→ **Aim**: Every line that holds "title" should be shown.

Dataset rows:
+ + + + +

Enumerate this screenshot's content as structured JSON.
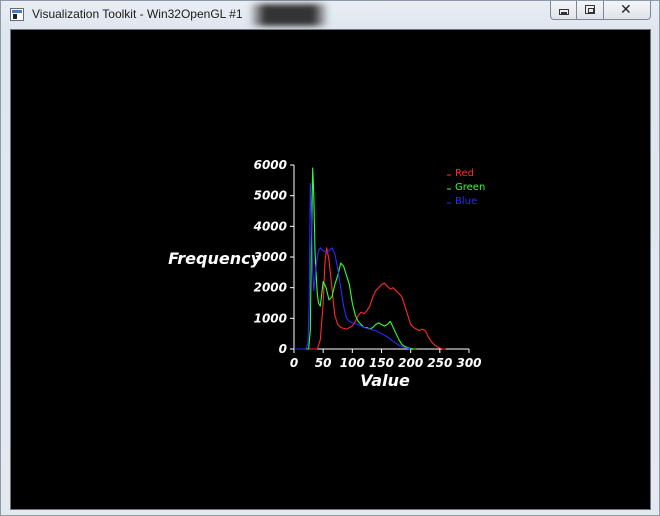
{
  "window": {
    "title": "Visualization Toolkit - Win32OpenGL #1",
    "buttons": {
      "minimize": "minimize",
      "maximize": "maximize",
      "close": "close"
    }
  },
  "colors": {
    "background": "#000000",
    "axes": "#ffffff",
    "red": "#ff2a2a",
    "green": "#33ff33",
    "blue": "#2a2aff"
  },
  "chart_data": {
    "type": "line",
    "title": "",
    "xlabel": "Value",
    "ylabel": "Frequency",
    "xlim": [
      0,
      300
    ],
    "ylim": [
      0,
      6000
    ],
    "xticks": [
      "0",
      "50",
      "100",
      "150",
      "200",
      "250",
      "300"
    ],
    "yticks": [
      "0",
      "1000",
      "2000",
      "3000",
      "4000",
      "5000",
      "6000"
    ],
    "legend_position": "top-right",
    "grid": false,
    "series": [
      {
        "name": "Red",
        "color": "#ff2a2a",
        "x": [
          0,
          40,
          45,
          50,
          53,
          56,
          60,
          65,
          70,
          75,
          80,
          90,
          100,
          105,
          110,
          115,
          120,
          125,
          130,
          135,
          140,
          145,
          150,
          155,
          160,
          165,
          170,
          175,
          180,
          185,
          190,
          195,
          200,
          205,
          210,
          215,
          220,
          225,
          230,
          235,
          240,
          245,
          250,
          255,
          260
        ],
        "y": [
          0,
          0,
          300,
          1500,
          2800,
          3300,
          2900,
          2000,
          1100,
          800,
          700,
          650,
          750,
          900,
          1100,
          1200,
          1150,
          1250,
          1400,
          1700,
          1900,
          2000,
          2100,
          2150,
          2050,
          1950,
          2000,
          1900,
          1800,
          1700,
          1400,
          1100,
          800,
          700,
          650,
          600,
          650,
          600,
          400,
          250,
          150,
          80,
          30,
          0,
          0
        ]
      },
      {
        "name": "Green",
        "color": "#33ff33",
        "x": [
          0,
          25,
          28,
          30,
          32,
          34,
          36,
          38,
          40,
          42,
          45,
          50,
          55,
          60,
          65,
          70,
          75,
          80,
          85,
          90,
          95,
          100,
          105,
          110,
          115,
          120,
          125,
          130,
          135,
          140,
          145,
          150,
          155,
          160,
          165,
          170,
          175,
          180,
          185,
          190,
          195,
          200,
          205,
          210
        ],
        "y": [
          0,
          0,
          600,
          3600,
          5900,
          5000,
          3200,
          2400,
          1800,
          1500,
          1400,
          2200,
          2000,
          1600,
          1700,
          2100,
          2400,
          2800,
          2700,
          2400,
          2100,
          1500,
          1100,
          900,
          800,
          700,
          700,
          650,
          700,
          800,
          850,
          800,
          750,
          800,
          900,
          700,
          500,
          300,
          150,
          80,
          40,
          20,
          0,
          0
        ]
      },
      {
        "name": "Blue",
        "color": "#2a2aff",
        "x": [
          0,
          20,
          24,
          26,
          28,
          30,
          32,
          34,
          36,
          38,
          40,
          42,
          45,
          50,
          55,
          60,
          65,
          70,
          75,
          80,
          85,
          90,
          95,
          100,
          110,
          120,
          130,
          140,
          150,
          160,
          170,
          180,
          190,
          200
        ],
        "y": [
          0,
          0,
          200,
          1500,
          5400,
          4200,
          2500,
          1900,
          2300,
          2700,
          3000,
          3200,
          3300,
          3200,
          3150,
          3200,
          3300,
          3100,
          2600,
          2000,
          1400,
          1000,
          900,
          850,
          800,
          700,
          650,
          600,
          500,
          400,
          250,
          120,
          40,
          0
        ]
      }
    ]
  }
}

+ + + + +

→ **Response for this exercise**:
    "title": "Visualization Toolkit - Win32OpenGL #1",
    "title": "",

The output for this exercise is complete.